## TO BE DONE:
Copy the material below, changing every "button-divider" to "softkey-divider" and leaving all else untouched.

## RECORDS FOR THE EXERCISE:

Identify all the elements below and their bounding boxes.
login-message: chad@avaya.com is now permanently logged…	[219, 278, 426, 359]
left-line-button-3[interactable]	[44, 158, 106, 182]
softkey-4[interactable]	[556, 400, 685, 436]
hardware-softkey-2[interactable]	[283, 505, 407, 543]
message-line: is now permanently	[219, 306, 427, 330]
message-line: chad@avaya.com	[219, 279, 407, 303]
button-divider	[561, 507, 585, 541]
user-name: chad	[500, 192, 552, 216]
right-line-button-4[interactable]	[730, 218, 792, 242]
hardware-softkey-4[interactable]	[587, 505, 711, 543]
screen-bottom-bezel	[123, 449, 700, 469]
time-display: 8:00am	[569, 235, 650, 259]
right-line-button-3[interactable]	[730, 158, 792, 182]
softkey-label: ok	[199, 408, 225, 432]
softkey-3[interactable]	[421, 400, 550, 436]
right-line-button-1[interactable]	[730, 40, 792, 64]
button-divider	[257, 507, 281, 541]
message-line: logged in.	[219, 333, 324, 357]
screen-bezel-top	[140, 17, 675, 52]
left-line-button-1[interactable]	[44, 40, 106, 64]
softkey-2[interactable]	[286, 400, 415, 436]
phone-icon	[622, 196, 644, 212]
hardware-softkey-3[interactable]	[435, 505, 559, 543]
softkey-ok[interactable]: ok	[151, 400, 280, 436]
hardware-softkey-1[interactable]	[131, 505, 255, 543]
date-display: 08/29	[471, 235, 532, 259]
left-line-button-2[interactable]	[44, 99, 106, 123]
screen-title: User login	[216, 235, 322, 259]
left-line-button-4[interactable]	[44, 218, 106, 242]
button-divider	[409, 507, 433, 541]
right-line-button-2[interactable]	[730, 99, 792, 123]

## REPLY TO THE TASK:
Identify all the elements below and their bounding boxes.
login-message: chad@avaya.com is now permanently logged…	[219, 278, 426, 359]
left-line-button-3[interactable]	[44, 158, 106, 182]
softkey-4[interactable]	[556, 400, 685, 436]
hardware-softkey-2[interactable]	[283, 505, 407, 543]
message-line: is now permanently	[219, 306, 427, 330]
message-line: chad@avaya.com	[219, 279, 407, 303]
softkey-divider	[561, 507, 585, 541]
user-name: chad	[500, 192, 552, 216]
right-line-button-4[interactable]	[730, 218, 792, 242]
hardware-softkey-4[interactable]	[587, 505, 711, 543]
screen-bottom-bezel	[123, 449, 700, 469]
time-display: 8:00am	[569, 235, 650, 259]
right-line-button-3[interactable]	[730, 158, 792, 182]
softkey-label: ok	[199, 408, 225, 432]
softkey-3[interactable]	[421, 400, 550, 436]
right-line-button-1[interactable]	[730, 40, 792, 64]
softkey-divider	[257, 507, 281, 541]
message-line: logged in.	[219, 333, 324, 357]
screen-bezel-top	[140, 17, 675, 52]
left-line-button-1[interactable]	[44, 40, 106, 64]
softkey-2[interactable]	[286, 400, 415, 436]
phone-icon	[622, 196, 644, 212]
hardware-softkey-3[interactable]	[435, 505, 559, 543]
softkey-ok[interactable]: ok	[151, 400, 280, 436]
hardware-softkey-1[interactable]	[131, 505, 255, 543]
date-display: 08/29	[471, 235, 532, 259]
left-line-button-2[interactable]	[44, 99, 106, 123]
screen-title: User login	[216, 235, 322, 259]
left-line-button-4[interactable]	[44, 218, 106, 242]
softkey-divider	[409, 507, 433, 541]
right-line-button-2[interactable]	[730, 99, 792, 123]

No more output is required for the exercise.